## What to do:
Output all of the data below exactly as given.

## Material provided:
▬▬▬▬▬▬

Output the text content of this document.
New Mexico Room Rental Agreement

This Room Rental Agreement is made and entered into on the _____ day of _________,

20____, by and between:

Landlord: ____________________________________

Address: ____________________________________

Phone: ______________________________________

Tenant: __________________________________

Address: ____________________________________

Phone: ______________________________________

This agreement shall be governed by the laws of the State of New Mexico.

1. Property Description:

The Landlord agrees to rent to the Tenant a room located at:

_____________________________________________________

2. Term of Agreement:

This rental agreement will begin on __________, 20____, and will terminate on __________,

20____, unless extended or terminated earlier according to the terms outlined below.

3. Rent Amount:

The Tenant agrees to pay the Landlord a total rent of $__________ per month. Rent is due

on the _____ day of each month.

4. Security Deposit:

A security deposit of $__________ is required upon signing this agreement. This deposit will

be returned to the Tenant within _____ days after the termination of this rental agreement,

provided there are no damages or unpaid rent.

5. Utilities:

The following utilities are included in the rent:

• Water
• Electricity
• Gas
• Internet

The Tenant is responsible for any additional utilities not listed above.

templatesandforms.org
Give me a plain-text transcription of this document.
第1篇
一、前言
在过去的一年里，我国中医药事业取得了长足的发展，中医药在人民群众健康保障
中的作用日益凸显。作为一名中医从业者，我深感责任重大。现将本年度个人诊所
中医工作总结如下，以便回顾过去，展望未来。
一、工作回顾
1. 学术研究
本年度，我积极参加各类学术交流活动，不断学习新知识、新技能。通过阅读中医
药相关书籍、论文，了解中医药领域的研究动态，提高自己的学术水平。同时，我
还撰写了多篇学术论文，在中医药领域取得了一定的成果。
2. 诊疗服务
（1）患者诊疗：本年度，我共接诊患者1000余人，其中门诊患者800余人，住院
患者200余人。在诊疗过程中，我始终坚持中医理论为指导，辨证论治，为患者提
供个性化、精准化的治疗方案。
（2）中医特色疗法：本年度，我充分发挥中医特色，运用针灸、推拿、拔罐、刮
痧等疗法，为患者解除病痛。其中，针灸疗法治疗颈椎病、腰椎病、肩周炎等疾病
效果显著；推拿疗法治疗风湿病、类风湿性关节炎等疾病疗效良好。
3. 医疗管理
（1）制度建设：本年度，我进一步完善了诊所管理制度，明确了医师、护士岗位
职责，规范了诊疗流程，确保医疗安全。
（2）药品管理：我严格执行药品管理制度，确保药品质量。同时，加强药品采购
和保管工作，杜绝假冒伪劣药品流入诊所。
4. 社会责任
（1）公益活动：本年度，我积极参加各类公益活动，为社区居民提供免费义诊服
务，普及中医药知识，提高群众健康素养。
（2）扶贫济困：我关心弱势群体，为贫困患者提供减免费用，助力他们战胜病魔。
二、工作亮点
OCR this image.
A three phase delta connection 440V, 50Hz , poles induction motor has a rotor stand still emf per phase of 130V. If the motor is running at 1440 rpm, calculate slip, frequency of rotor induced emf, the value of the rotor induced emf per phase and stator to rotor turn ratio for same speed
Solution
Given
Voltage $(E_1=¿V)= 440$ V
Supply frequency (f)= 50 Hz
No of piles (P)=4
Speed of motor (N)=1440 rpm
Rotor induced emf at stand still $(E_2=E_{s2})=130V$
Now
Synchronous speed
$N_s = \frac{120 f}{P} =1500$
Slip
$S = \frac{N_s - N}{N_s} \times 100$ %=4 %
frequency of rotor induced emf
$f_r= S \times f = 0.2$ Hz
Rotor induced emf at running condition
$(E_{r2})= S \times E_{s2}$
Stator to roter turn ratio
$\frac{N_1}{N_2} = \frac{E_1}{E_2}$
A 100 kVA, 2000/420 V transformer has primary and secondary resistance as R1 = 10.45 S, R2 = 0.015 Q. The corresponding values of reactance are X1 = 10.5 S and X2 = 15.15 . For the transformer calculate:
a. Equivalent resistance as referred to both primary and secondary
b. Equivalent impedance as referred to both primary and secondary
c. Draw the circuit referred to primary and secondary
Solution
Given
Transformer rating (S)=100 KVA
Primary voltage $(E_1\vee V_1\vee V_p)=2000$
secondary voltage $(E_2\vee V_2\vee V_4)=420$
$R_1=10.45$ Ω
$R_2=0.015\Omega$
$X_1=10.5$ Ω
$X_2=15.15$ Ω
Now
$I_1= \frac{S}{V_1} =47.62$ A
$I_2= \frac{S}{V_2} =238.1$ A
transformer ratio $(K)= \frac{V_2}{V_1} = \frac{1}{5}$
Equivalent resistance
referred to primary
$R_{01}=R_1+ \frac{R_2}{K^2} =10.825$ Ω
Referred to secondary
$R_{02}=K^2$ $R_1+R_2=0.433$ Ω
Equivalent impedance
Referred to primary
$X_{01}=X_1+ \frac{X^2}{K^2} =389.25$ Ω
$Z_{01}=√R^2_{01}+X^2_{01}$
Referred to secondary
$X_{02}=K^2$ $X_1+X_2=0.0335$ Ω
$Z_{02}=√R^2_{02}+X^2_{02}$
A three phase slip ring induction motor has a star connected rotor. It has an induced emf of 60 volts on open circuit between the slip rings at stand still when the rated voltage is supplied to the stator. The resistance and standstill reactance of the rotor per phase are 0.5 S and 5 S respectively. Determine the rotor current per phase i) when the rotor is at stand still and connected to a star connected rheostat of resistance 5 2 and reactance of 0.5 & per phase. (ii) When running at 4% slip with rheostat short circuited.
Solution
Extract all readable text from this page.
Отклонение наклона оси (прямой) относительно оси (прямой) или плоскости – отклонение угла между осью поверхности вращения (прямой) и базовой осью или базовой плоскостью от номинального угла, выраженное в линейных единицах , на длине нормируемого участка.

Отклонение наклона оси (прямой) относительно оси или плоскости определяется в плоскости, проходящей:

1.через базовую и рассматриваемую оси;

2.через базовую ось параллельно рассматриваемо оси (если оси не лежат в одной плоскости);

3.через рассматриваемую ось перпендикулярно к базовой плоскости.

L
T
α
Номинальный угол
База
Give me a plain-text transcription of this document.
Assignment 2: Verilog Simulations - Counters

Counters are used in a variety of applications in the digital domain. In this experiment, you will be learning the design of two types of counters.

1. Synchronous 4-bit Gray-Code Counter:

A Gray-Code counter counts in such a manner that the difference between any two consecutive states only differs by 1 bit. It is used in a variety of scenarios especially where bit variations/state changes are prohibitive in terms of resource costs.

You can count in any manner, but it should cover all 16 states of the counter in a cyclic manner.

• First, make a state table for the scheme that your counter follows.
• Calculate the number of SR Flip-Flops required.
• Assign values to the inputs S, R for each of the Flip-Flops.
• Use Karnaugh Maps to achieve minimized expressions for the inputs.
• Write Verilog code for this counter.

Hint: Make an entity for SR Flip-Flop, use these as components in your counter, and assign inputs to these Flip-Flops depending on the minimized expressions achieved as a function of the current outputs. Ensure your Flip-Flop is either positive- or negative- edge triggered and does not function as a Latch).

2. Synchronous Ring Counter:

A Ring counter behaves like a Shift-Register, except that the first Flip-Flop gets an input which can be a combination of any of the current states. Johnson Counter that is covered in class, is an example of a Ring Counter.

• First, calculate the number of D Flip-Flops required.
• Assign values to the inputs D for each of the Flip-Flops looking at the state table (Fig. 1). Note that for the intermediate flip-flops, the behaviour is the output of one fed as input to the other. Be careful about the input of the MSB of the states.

▬▬▬▬▬▬

## Response:
Output the text content of this document.
New Mexico Room Rental Agreement

This Room Rental Agreement is made and entered into on the _____ day of _________,

20____, by and between:

Landlord: ____________________________________

Address: ____________________________________

Phone: ______________________________________

Tenant: __________________________________

Address: ____________________________________

Phone: ______________________________________

This agreement shall be governed by the laws of the State of New Mexico.

1. Property Description:

The Landlord agrees to rent to the Tenant a room located at:

_____________________________________________________

2. Term of Agreement:

This rental agreement will begin on __________, 20____, and will terminate on __________,

20____, unless extended or terminated earlier according to the terms outlined below.

3. Rent Amount:

The Tenant agrees to pay the Landlord a total rent of $__________ per month. Rent is due

on the _____ day of each month.

4. Security Deposit:

A security deposit of $__________ is required upon signing this agreement. This deposit will

be returned to the Tenant within _____ days after the termination of this rental agreement,

provided there are no damages or unpaid rent.

5. Utilities:

The following utilities are included in the rent:

• Water
• Electricity
• Gas
• Internet

The Tenant is responsible for any additional utilities not listed above.

templatesandforms.org
Give me a plain-text transcription of this document.
第1篇
一、前言
在过去的一年里，我国中医药事业取得了长足的发展，中医药在人民群众健康保障
中的作用日益凸显。作为一名中医从业者，我深感责任重大。现将本年度个人诊所
中医工作总结如下，以便回顾过去，展望未来。
一、工作回顾
1. 学术研究
本年度，我积极参加各类学术交流活动，不断学习新知识、新技能。通过阅读中医
药相关书籍、论文，了解中医药领域的研究动态，提高自己的学术水平。同时，我
还撰写了多篇学术论文，在中医药领域取得了一定的成果。
2. 诊疗服务
（1）患者诊疗：本年度，我共接诊患者1000余人，其中门诊患者800余人，住院
患者200余人。在诊疗过程中，我始终坚持中医理论为指导，辨证论治，为患者提
供个性化、精准化的治疗方案。
（2）中医特色疗法：本年度，我充分发挥中医特色，运用针灸、推拿、拔罐、刮
痧等疗法，为患者解除病痛。其中，针灸疗法治疗颈椎病、腰椎病、肩周炎等疾病
效果显著；推拿疗法治疗风湿病、类风湿性关节炎等疾病疗效良好。
3. 医疗管理
（1）制度建设：本年度，我进一步完善了诊所管理制度，明确了医师、护士岗位
职责，规范了诊疗流程，确保医疗安全。
（2）药品管理：我严格执行药品管理制度，确保药品质量。同时，加强药品采购
和保管工作，杜绝假冒伪劣药品流入诊所。
4. 社会责任
（1）公益活动：本年度，我积极参加各类公益活动，为社区居民提供免费义诊服
务，普及中医药知识，提高群众健康素养。
（2）扶贫济困：我关心弱势群体，为贫困患者提供减免费用，助力他们战胜病魔。
二、工作亮点
OCR this image.
A three phase delta connection 440V, 50Hz , poles induction motor has a rotor stand still emf per phase of 130V. If the motor is running at 1440 rpm, calculate slip, frequency of rotor induced emf, the value of the rotor induced emf per phase and stator to rotor turn ratio for same speed
Solution
Given
Voltage $(E_1=¿V)= 440$ V
Supply frequency (f)= 50 Hz
No of piles (P)=4
Speed of motor (N)=1440 rpm
Rotor induced emf at stand still $(E_2=E_{s2})=130V$
Now
Synchronous speed
$N_s = \frac{120 f}{P} =1500$
Slip
$S = \frac{N_s - N}{N_s} \times 100$ %=4 %
frequency of rotor induced emf
$f_r= S \times f = 0.2$ Hz
Rotor induced emf at running condition
$(E_{r2})= S \times E_{s2}$
Stator to roter turn ratio
$\frac{N_1}{N_2} = \frac{E_1}{E_2}$
A 100 kVA, 2000/420 V transformer has primary and secondary resistance as R1 = 10.45 S, R2 = 0.015 Q. The corresponding values of reactance are X1 = 10.5 S and X2 = 15.15 . For the transformer calculate:
a. Equivalent resistance as referred to both primary and secondary
b. Equivalent impedance as referred to both primary and secondary
c. Draw the circuit referred to primary and secondary
Solution
Given
Transformer rating (S)=100 KVA
Primary voltage $(E_1\vee V_1\vee V_p)=2000$
secondary voltage $(E_2\vee V_2\vee V_4)=420$
$R_1=10.45$ Ω
$R_2=0.015\Omega$
$X_1=10.5$ Ω
$X_2=15.15$ Ω
Now
$I_1= \frac{S}{V_1} =47.62$ A
$I_2= \frac{S}{V_2} =238.1$ A
transformer ratio $(K)= \frac{V_2}{V_1} = \frac{1}{5}$
Equivalent resistance
referred to primary
$R_{01}=R_1+ \frac{R_2}{K^2} =10.825$ Ω
Referred to secondary
$R_{02}=K^2$ $R_1+R_2=0.433$ Ω
Equivalent impedance
Referred to primary
$X_{01}=X_1+ \frac{X^2}{K^2} =389.25$ Ω
$Z_{01}=√R^2_{01}+X^2_{01}$
Referred to secondary
$X_{02}=K^2$ $X_1+X_2=0.0335$ Ω
$Z_{02}=√R^2_{02}+X^2_{02}$
A three phase slip ring induction motor has a star connected rotor. It has an induced emf of 60 volts on open circuit between the slip rings at stand still when the rated voltage is supplied to the stator. The resistance and standstill reactance of the rotor per phase are 0.5 S and 5 S respectively. Determine the rotor current per phase i) when the rotor is at stand still and connected to a star connected rheostat of resistance 5 2 and reactance of 0.5 & per phase. (ii) When running at 4% slip with rheostat short circuited.
Solution
Extract all readable text from this page.
Отклонение наклона оси (прямой) относительно оси (прямой) или плоскости – отклонение угла между осью поверхности вращения (прямой) и базовой осью или базовой плоскостью от номинального угла, выраженное в линейных единицах , на длине нормируемого участка.

Отклонение наклона оси (прямой) относительно оси или плоскости определяется в плоскости, проходящей:

1.через базовую и рассматриваемую оси;

2.через базовую ось параллельно рассматриваемо оси (если оси не лежат в одной плоскости);

3.через рассматриваемую ось перпендикулярно к базовой плоскости.

L
T
α
Номинальный угол
База
Give me a plain-text transcription of this document.
Assignment 2: Verilog Simulations - Counters

Counters are used in a variety of applications in the digital domain. In this experiment, you will be learning the design of two types of counters.

1. Synchronous 4-bit Gray-Code Counter:

A Gray-Code counter counts in such a manner that the difference between any two consecutive states only differs by 1 bit. It is used in a variety of scenarios especially where bit variations/state changes are prohibitive in terms of resource costs.

You can count in any manner, but it should cover all 16 states of the counter in a cyclic manner.

• First, make a state table for the scheme that your counter follows.
• Calculate the number of SR Flip-Flops required.
• Assign values to the inputs S, R for each of the Flip-Flops.
• Use Karnaugh Maps to achieve minimized expressions for the inputs.
• Write Verilog code for this counter.

Hint: Make an entity for SR Flip-Flop, use these as components in your counter, and assign inputs to these Flip-Flops depending on the minimized expressions achieved as a function of the current outputs. Ensure your Flip-Flop is either positive- or negative- edge triggered and does not function as a Latch).

2. Synchronous Ring Counter:

A Ring counter behaves like a Shift-Register, except that the first Flip-Flop gets an input which can be a combination of any of the current states. Johnson Counter that is covered in class, is an example of a Ring Counter.

• First, calculate the number of D Flip-Flops required.
• Assign values to the inputs D for each of the Flip-Flops looking at the state table (Fig. 1). Note that for the intermediate flip-flops, the behaviour is the output of one fed as input to the other. Be careful about the input of the MSB of the states.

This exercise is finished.